(Stored records)
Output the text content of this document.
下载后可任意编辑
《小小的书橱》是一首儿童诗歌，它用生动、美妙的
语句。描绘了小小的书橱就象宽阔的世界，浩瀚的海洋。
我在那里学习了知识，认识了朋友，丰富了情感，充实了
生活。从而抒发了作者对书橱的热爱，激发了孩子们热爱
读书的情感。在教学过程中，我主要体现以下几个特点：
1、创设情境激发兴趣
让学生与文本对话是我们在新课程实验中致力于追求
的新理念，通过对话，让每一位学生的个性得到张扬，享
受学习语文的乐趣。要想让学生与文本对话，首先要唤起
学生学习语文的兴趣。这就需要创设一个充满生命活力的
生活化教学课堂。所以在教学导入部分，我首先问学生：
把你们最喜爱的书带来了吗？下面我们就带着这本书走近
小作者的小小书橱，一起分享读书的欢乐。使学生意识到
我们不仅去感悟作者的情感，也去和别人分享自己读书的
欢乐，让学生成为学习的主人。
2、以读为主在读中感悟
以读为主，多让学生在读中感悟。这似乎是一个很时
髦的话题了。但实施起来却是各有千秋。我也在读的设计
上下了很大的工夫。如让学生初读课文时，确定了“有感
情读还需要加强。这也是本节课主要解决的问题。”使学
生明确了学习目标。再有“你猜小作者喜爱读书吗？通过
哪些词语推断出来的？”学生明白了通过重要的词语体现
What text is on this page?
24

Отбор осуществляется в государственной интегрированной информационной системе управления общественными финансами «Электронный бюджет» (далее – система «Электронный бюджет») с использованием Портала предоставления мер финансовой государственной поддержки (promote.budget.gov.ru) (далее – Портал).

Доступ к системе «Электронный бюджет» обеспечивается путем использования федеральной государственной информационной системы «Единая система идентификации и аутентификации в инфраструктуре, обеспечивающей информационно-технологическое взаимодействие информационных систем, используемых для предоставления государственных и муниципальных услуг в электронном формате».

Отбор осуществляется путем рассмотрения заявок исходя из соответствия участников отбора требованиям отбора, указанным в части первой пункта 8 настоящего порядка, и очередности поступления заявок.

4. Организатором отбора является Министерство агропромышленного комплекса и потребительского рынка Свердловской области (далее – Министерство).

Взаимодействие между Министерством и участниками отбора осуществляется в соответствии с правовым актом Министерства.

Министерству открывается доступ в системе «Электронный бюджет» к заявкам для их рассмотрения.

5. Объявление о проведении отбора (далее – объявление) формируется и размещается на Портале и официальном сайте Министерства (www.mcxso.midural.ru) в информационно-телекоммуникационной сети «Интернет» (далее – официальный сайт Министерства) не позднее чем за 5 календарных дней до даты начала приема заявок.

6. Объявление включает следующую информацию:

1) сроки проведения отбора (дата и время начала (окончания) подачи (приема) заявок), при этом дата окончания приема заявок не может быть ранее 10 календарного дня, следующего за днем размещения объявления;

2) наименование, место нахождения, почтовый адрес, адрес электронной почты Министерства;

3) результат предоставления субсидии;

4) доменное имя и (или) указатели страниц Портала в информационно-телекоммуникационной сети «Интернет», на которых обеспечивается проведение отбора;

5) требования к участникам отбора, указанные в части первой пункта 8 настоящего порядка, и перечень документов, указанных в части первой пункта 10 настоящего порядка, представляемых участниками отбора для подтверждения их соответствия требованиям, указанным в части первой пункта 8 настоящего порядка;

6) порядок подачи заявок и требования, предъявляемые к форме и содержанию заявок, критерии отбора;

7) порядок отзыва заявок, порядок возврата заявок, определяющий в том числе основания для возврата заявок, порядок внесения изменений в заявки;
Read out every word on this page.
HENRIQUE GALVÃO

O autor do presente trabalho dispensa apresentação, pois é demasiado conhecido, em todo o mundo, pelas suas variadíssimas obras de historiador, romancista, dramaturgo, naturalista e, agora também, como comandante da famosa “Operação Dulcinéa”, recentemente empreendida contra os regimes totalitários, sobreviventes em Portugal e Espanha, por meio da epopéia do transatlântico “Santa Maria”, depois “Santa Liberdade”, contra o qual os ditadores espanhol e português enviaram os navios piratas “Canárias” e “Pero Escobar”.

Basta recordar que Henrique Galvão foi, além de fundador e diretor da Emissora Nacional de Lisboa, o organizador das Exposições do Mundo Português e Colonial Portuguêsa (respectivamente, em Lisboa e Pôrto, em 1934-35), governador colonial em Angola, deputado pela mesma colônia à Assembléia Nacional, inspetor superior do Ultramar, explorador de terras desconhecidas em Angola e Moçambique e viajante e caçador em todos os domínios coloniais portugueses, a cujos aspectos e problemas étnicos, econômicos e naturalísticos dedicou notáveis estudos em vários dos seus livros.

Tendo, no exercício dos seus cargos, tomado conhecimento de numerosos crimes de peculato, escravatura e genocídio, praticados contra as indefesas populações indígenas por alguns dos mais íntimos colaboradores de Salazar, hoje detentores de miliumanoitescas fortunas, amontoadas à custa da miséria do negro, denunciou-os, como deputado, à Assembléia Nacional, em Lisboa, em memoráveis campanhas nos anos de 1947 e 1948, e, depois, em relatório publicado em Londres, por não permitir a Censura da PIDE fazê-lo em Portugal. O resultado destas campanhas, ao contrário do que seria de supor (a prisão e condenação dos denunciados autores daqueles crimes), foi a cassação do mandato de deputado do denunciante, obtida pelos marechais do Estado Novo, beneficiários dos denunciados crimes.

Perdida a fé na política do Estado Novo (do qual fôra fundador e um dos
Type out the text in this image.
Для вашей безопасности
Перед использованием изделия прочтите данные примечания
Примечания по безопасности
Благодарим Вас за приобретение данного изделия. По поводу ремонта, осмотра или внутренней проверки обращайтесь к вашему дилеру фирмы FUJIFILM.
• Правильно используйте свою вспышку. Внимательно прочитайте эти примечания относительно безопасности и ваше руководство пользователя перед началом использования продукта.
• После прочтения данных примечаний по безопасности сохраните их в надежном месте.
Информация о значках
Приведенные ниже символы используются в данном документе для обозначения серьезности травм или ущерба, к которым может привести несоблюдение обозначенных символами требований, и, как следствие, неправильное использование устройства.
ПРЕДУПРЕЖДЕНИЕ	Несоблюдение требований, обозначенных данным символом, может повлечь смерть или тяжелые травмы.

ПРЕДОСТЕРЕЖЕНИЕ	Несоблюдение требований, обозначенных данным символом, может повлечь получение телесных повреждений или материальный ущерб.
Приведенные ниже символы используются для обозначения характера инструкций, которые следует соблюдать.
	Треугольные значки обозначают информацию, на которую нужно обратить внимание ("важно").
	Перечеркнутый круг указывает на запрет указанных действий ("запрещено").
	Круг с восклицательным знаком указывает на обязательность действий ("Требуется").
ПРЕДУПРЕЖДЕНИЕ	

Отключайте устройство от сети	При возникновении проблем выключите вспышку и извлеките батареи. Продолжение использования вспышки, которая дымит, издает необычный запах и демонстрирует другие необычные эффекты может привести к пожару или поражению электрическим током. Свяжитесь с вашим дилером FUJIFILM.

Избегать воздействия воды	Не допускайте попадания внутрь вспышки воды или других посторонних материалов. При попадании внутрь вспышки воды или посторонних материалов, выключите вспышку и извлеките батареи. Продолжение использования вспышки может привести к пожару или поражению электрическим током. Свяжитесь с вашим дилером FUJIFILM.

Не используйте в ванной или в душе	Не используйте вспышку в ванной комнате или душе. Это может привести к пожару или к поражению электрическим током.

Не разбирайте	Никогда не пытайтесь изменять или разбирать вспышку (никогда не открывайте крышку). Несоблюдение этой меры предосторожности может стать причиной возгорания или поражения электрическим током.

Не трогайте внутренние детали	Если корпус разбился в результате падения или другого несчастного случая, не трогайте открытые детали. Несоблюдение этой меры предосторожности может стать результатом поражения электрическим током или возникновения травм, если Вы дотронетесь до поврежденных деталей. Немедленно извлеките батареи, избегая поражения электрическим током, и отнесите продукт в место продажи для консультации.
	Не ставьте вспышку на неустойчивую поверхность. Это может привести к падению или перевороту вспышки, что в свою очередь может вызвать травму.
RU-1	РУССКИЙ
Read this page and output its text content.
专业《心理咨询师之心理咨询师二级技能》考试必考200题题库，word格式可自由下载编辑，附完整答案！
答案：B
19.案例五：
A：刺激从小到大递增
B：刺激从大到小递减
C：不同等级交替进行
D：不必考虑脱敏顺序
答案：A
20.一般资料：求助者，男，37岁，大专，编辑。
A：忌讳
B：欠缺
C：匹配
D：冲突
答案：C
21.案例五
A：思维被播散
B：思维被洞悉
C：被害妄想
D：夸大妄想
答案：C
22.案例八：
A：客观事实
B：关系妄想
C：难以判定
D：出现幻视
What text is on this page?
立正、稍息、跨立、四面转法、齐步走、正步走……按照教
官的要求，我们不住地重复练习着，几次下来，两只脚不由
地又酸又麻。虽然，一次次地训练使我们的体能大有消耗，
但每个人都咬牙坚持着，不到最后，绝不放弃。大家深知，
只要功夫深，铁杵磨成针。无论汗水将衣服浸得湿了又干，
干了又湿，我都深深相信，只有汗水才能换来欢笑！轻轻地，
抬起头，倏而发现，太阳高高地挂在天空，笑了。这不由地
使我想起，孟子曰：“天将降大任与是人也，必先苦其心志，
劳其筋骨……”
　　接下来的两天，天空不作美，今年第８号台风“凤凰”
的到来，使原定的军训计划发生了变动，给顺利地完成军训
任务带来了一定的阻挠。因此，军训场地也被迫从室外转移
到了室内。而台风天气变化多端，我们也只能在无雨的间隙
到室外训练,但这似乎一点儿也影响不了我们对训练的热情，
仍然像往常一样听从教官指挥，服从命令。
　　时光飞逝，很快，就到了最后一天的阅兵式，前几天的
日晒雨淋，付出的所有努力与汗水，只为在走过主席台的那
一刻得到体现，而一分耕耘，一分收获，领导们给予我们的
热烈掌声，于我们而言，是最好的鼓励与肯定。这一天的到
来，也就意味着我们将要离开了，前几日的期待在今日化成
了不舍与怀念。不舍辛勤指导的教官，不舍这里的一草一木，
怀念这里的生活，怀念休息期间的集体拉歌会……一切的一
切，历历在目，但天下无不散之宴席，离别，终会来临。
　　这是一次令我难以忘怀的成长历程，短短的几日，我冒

* _What you should do_
Go through the records above and copy every line with the word "символом".

* _The answer_
ПРЕДУПРЕЖДЕНИЕ	Несоблюдение требований, обозначенных данным символом, может повлечь смерть или тяжелые травмы.
ПРЕДОСТЕРЕЖЕНИЕ	Несоблюдение требований, обозначенных данным символом, может повлечь получение телесных повреждений или материальный ущерб.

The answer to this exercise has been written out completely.